Provided text>
# I need help picking out a shampoo for my hair type. overwhelmed and lost.



## kcamp (Feb 16, 2016)

Hey! i need help with picking out a shampoo/conditioner for my hair type. 

My hair is dry, and damaged from heating tools. I have fly aways all the time and my hair can be kind of stiff sometimes instead of that silky smooth feeling, and lacks volume. 

I have medium to fine hair.

I have curly hair but I straighten a lot. 

The problem is my hair is VERY easily weighed down by products. For awhile I was only able to use Rusk clairifying shampoo because anything else would make my hair look greasy even though I would have just washed it. I don't wash it everyday. Only 2-3 times a week max.

I'm really at a lost here guys. I can't use heat protectant because my hair gets so weighed down by product easily.

When my hair gets weighed down it feels like there is still shampoo or product in my hair leaving a big greasy spot even though all of the product is out.. Lately, I've been able to use pantene on my hair but its really not doing much for me as far as the dry, damaged and frizziness goes.

Challenge 1>
Answer these from the shampoo forum post:
(a) How often does the poster wash their hair?
(b) How does the poster describe the thickness of their hair?
(c) Which brand has the poster lately been able to use?
Challenge 2>
Please write the next part of the shampoo forum post, picking up right after its final sentence.
The listing after this comes from a separate, unrelated source.

Collected material>

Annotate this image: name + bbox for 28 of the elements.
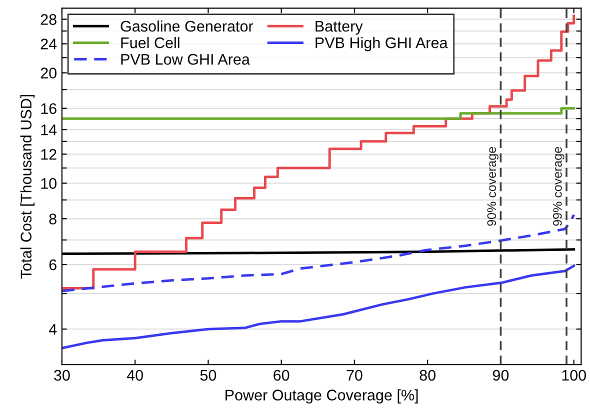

Result 1>
(a) Only 2-3 times a week at most.
(b) Medium to fine.
(c) Pantene.

Result 2>
I really want a thickening and voluminizing shampoo. 

please help me. would a product like moraccanoil help me? or is that going to weigh my hair down too? any other suggestions?


----------



## Geek2 (Feb 16, 2016)

I think the moraccon oil products might weigh your hair down too much also. I have to be careful with mine with products weighing it down. Have you tried the new l'oreal advanced hair care line? They have a power moisture shampoo and conditioner for dry hair that is not suppose to weigh hair down. The line is lower priced alternative to Kerastase which is owned by L'oreal. I love Kerastase but it's very expensive. I buy it from Birchbox with points.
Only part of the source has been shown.